**Information given**
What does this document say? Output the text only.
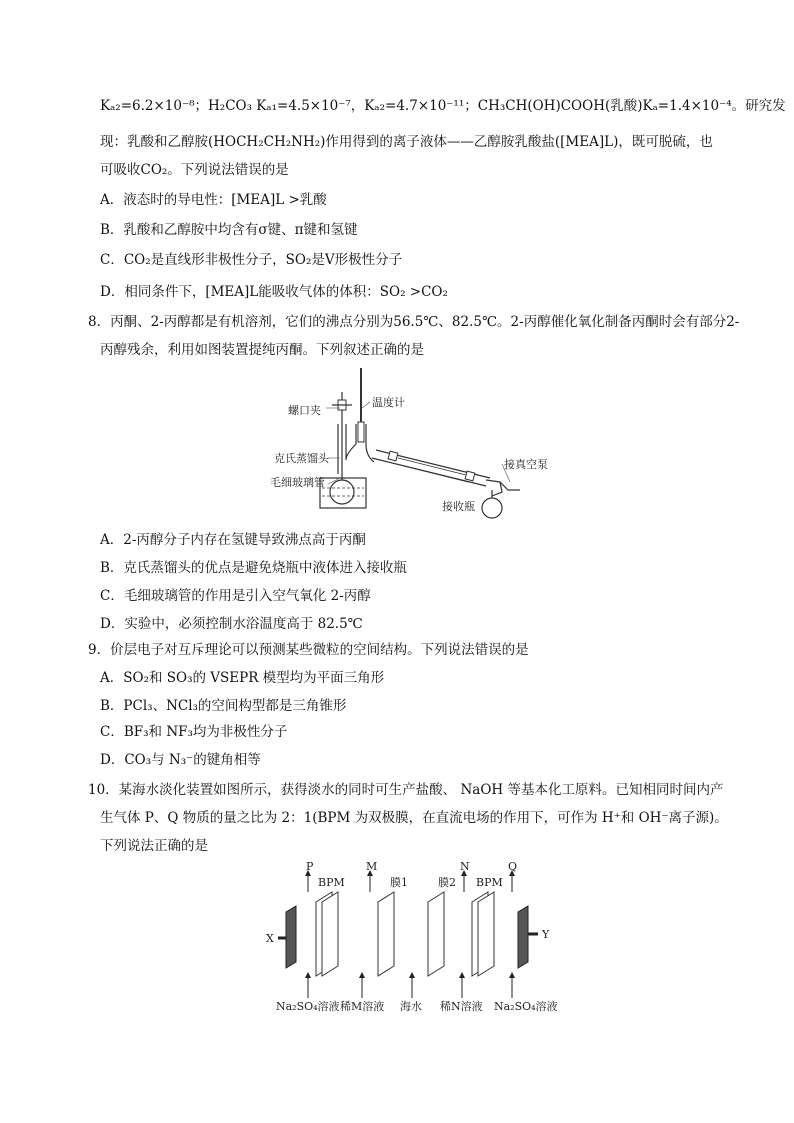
Kₐ₂=6.2×10⁻⁸；H₂CO₃ Kₐ₁=4.5×10⁻⁷，Kₐ₂=4.7×10⁻¹¹；CH₃CH(OH)COOH(乳酸)Kₐ=1.4×10⁻⁴。研究发
现：乳酸和乙醇胺(HOCH₂CH₂NH₂)作用得到的离子液体——乙醇胺乳酸盐([MEA]L)，既可脱硫，也
可吸收CO₂。下列说法错误的是
A．液态时的导电性：[MEA]L >乳酸
B．乳酸和乙醇胺中均含有σ键、π键和氢键
C．CO₂是直线形非极性分子，SO₂是V形极性分子
D．相同条件下，[MEA]L能吸收气体的体积：SO₂ >CO₂
8．丙酮、2-丙醇都是有机溶剂，它们的沸点分别为56.5℃、82.5℃。2-丙醇催化氧化制备丙酮时会有部分2-
丙醇残余，利用如图装置提纯丙酮。下列叙述正确的是
螺口夹
温度计
克氏蒸馏头	接真空泵
毛细玻璃管
接收瓶
A．2-丙醇分子内存在氢键导致沸点高于丙酮
B．克氏蒸馏头的优点是避免烧瓶中液体进入接收瓶
C．毛细玻璃管的作用是引入空气氧化 2-丙醇
D．实验中，必须控制水浴温度高于 82.5℃
9．价层电子对互斥理论可以预测某些微粒的空间结构。下列说法错误的是
A．SO₂和 SO₃的 VSEPR 模型均为平面三角形
B．PCl₃、NCl₃的空间构型都是三角锥形
C．BF₃和 NF₃均为非极性分子
D．CO₃与 N₃⁻的键角相等
10．某海水淡化装置如图所示，获得淡水的同时可生产盐酸、 NaOH 等基本化工原料。已知相同时间内产
生气体 P、Q 物质的量之比为 2：1(BPM 为双极膜，在直流电场的作用下，可作为 H⁺和 OH⁻离子源)。
下列说法正确的是
P
BPM
M
膜1	膜2
N
BPM
Q
X	Y
Na₂SO₄溶液 稀M溶液 海水 稀N溶液 Na₂SO₄溶液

**Written task**
Select every line above that contains the word "下列说法错误的是", and copy it.

**Final answer**
可吸收CO₂。下列说法错误的是
9．价层电子对互斥理论可以预测某些微粒的空间结构。下列说法错误的是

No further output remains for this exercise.